Exercise details: Read the entries below and pull out each line with the string "ଜନଗର".

(Dataset records)
--------------------------------
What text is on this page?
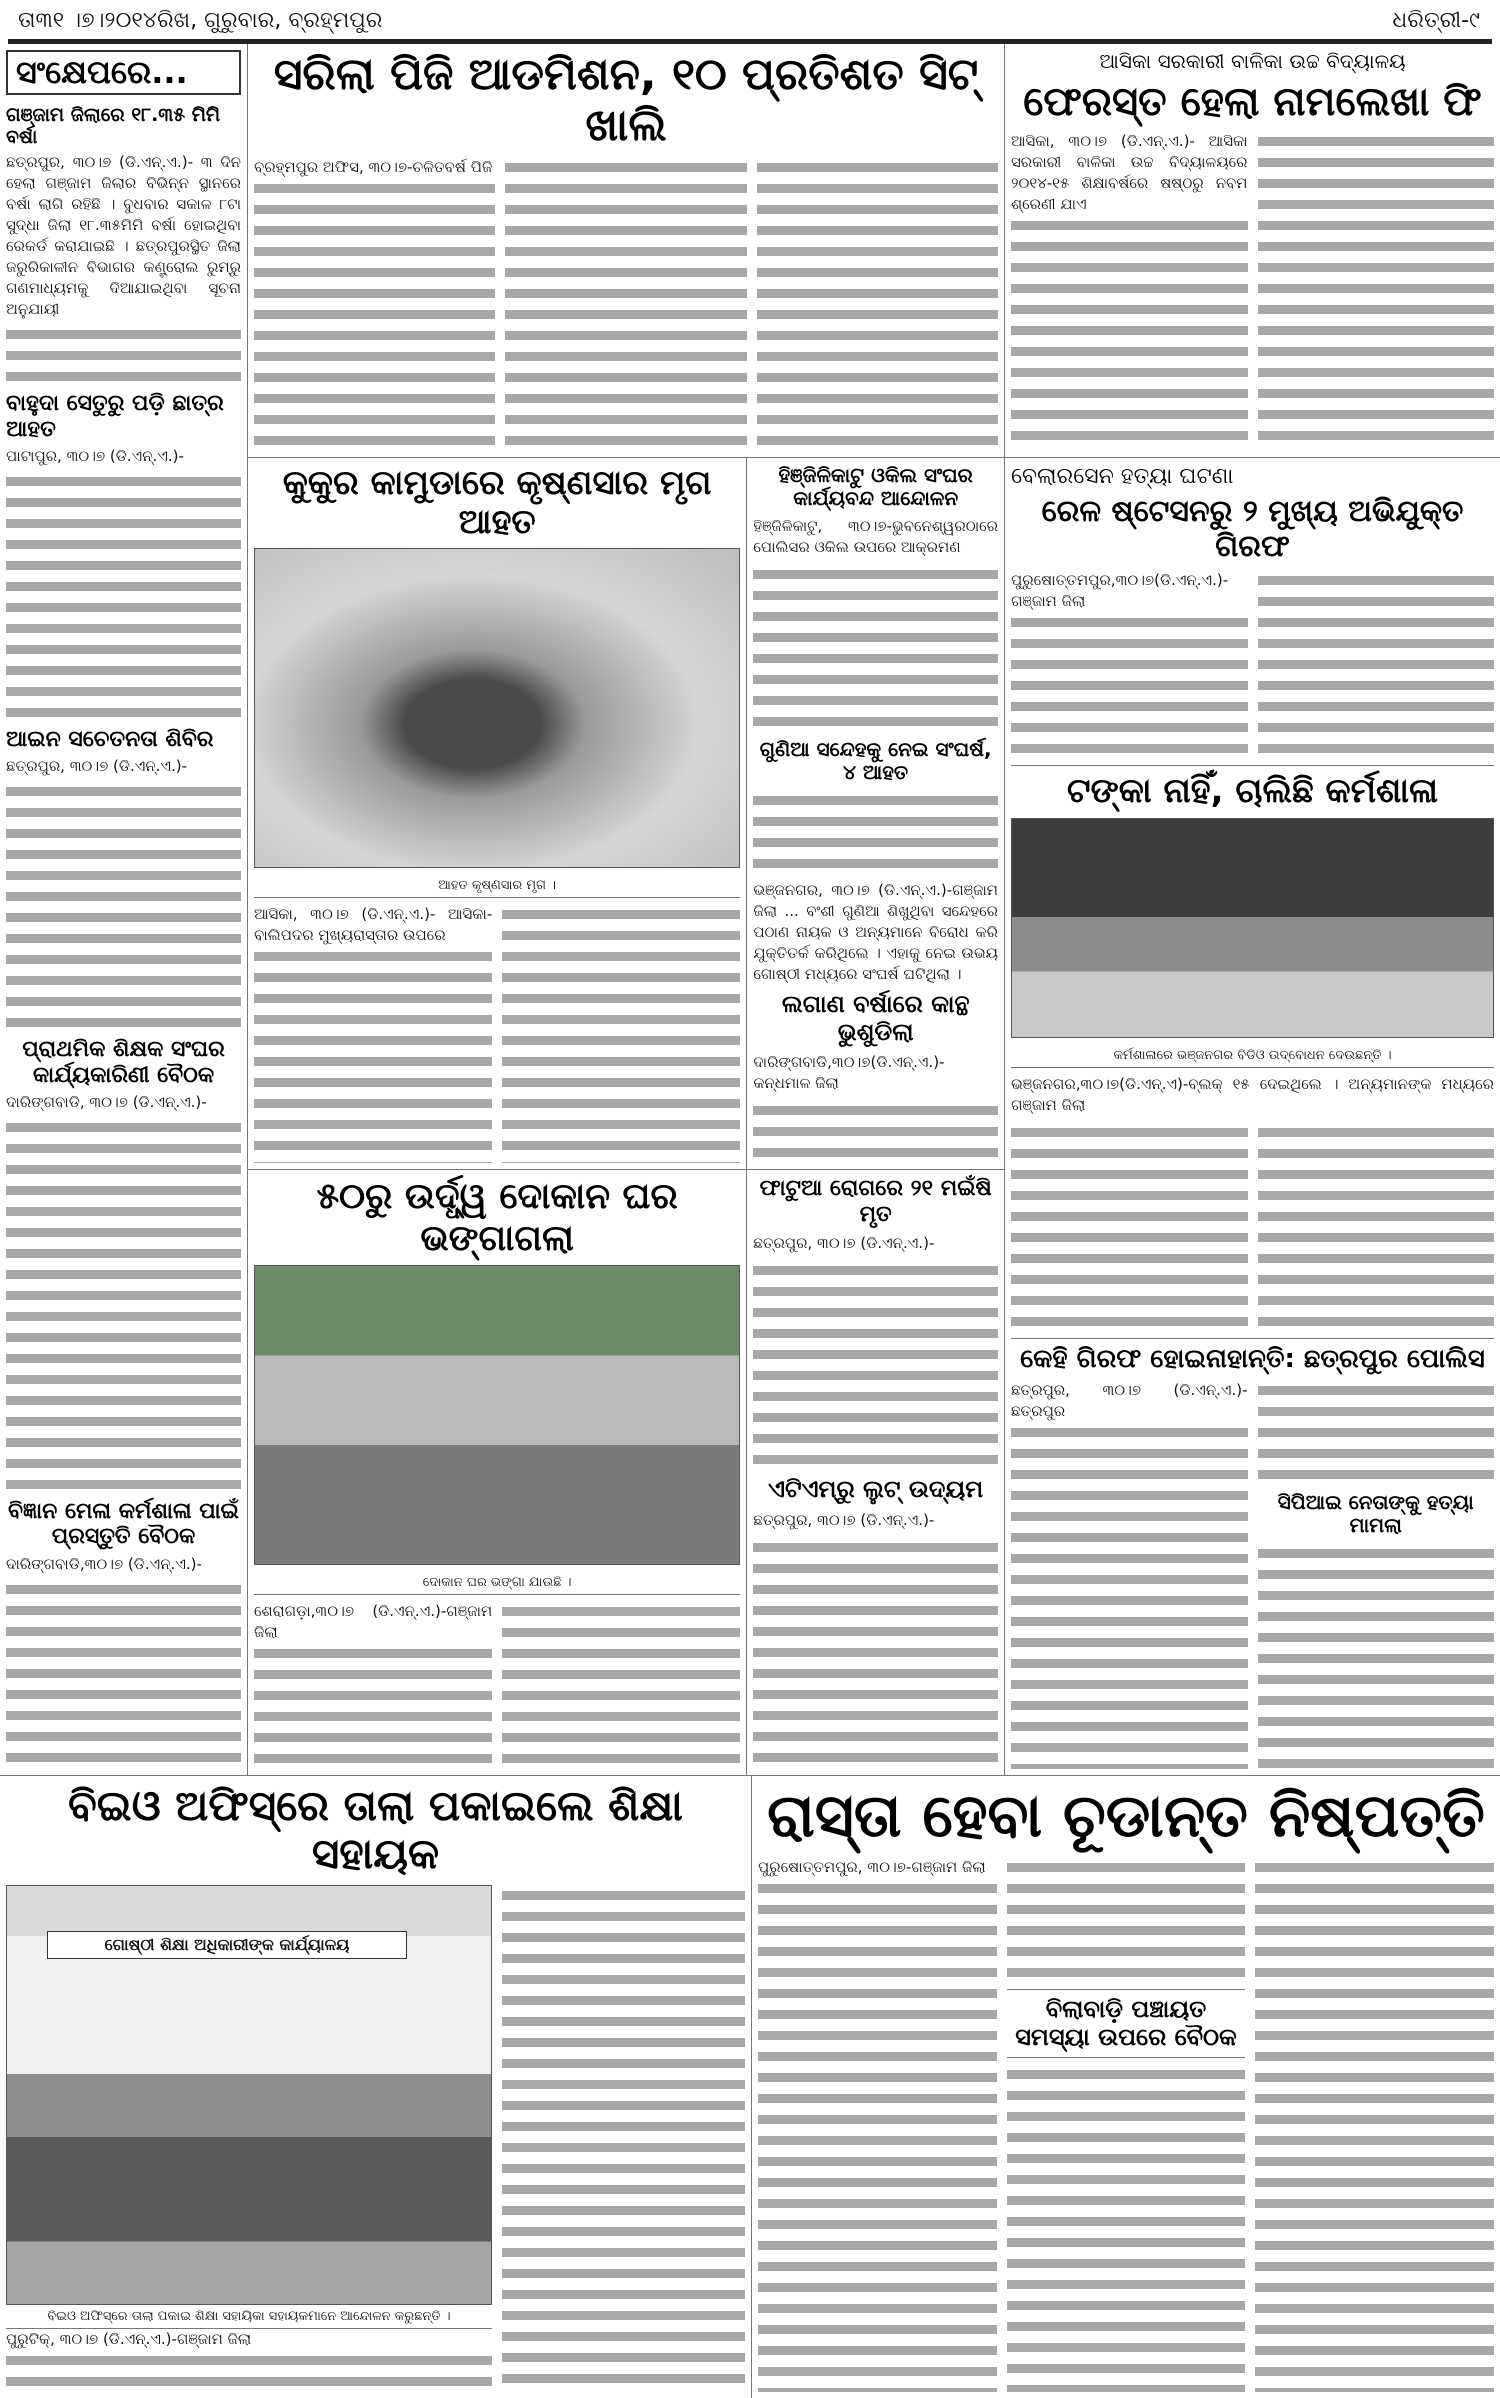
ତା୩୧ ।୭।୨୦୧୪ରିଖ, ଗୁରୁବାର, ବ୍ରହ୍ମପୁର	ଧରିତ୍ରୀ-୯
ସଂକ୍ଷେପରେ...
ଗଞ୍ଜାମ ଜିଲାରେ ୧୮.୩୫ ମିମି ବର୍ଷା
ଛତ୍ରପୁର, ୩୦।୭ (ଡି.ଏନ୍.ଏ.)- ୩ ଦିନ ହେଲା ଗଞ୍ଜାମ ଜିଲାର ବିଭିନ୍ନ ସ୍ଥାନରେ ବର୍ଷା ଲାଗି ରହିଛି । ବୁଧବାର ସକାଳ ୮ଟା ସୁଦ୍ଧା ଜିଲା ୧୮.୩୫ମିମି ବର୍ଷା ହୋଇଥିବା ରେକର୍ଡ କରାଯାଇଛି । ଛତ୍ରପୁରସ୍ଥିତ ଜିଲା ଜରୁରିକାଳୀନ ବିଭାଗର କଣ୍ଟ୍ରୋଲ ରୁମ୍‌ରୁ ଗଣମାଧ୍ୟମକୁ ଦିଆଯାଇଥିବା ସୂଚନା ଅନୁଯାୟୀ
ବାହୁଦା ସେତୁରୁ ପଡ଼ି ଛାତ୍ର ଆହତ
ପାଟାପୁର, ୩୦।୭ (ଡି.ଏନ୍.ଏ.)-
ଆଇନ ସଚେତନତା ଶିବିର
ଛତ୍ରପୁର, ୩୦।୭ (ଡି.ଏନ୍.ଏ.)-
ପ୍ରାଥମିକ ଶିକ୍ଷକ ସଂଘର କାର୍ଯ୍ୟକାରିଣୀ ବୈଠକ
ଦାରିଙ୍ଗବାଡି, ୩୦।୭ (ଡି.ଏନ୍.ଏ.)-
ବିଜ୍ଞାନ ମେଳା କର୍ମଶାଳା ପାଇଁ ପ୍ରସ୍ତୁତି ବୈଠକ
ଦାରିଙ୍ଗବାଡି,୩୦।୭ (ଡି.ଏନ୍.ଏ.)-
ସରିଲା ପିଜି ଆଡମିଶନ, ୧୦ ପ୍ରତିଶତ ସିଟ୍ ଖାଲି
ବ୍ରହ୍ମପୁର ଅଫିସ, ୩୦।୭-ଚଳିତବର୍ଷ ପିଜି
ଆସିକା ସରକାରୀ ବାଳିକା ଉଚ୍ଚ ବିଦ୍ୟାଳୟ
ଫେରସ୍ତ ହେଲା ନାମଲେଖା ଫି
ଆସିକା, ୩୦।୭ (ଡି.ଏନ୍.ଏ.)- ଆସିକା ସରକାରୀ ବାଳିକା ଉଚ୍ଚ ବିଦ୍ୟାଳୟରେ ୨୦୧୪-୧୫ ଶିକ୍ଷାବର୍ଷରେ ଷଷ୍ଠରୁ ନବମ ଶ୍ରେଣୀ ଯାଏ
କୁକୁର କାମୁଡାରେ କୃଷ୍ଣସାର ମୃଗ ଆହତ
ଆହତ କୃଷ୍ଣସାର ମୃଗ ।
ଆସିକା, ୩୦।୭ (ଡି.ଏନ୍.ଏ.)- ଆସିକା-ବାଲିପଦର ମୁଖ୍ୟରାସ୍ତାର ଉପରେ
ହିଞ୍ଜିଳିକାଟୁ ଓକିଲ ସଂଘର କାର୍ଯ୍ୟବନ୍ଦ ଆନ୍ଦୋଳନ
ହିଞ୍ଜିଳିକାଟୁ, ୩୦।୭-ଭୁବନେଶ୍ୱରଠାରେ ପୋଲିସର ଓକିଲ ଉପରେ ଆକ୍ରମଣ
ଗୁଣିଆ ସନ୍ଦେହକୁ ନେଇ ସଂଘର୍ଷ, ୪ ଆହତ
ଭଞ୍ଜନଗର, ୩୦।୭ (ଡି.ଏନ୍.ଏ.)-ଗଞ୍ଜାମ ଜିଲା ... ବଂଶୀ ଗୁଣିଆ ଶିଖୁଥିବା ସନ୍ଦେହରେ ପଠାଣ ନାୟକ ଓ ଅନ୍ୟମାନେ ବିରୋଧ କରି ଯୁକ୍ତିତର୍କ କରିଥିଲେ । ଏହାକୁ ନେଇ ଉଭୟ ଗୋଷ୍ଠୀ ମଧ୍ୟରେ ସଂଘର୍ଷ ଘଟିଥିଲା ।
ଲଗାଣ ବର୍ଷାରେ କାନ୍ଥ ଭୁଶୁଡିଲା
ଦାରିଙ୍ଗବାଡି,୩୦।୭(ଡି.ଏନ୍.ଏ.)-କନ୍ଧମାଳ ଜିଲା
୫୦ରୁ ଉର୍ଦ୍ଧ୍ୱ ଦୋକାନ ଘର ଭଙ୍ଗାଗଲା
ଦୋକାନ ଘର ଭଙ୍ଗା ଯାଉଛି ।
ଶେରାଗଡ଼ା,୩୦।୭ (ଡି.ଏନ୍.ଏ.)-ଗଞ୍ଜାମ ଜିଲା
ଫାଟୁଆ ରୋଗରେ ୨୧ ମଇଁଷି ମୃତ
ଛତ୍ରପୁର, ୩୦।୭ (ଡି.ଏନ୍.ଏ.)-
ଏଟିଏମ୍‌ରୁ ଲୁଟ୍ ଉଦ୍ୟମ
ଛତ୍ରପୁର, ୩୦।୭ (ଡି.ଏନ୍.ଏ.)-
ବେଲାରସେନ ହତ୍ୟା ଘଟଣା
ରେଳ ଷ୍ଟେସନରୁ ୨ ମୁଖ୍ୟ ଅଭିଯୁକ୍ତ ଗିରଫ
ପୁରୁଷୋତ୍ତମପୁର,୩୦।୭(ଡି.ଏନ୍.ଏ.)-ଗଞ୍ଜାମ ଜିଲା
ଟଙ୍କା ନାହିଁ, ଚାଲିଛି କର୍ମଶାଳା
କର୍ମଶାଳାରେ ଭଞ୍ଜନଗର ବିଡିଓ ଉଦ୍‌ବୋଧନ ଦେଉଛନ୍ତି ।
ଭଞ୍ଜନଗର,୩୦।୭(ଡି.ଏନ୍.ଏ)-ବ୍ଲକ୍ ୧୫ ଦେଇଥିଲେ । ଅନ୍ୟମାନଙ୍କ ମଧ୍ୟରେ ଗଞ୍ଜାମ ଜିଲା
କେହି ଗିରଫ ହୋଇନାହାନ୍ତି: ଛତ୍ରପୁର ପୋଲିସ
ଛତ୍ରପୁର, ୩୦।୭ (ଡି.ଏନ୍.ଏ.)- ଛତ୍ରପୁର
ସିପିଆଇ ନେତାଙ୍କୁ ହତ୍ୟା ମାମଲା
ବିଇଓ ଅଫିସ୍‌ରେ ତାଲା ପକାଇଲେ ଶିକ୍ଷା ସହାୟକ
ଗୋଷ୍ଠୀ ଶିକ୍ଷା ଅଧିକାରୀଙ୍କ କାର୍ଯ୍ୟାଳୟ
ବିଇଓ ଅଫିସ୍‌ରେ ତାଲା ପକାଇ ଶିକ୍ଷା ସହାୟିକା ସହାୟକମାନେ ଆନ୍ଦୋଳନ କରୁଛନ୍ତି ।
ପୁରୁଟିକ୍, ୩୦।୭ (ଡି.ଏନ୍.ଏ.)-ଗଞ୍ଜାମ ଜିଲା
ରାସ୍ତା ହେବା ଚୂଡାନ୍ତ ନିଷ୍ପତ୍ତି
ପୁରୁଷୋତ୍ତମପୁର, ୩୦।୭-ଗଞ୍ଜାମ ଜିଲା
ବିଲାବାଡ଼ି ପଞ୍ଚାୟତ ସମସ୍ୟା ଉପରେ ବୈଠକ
--------------------------------
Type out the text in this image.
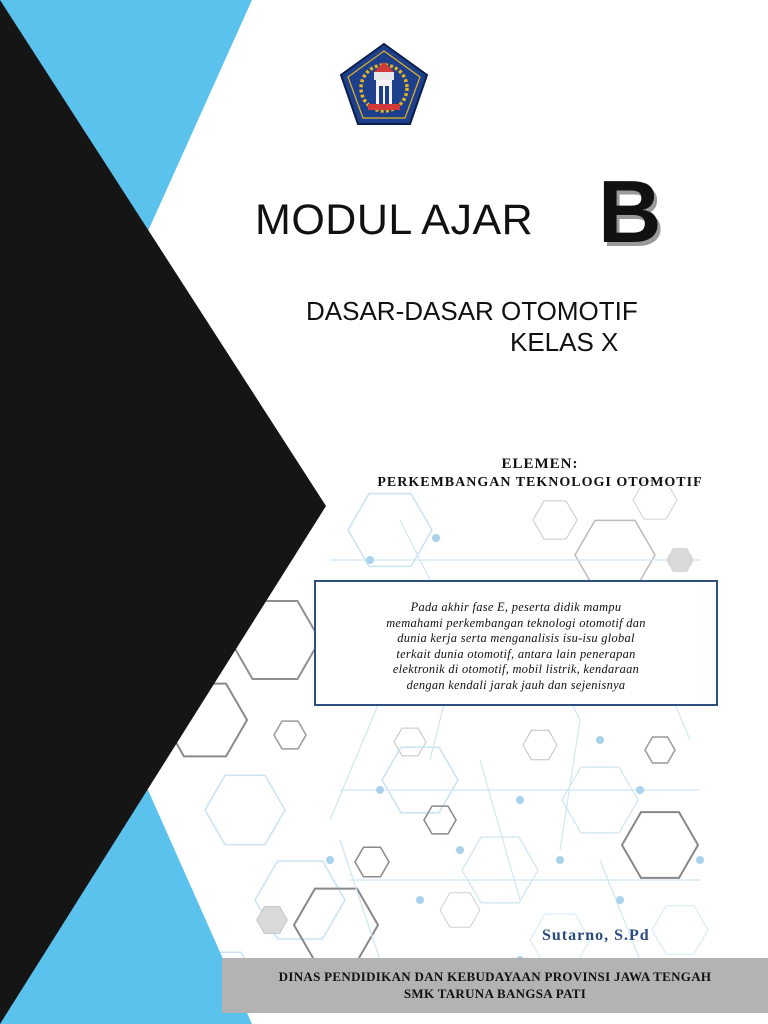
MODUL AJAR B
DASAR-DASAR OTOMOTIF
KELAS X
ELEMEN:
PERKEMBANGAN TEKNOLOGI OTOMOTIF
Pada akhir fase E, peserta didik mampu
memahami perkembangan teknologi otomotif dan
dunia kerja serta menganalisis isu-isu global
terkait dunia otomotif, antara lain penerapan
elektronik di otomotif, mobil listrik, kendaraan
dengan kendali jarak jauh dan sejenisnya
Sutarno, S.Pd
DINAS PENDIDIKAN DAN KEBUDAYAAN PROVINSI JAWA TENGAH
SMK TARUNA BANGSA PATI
--------------------------------
Worked answer:
ଭଞ୍ଜନଗର, ୩୦।୭ (ଡି.ଏନ୍.ଏ.)-ଗଞ୍ଜାମ ଜିଲା ... ବଂଶୀ ଗୁଣିଆ ଶିଖୁଥିବା ସନ୍ଦେହରେ ପଠାଣ ନାୟକ ଓ ଅନ୍ୟମାନେ ବିରୋଧ କରି ଯୁକ୍ତିତର୍କ କରିଥିଲେ । ଏହାକୁ ନେଇ ଉଭୟ ଗୋଷ୍ଠୀ ମଧ୍ୟରେ ସଂଘର୍ଷ ଘଟିଥିଲା ।
କର୍ମଶାଳାରେ ଭଞ୍ଜନଗର ବିଡିଓ ଉଦ୍‌ବୋଧନ ଦେଉଛନ୍ତି ।
ଭଞ୍ଜନଗର,୩୦।୭(ଡି.ଏନ୍.ଏ)-ବ୍ଲକ୍ ୧୫ ଦେଇଥିଲେ । ଅନ୍ୟମାନଙ୍କ ମଧ୍ୟରେ ଗଞ୍ଜାମ ଜିଲା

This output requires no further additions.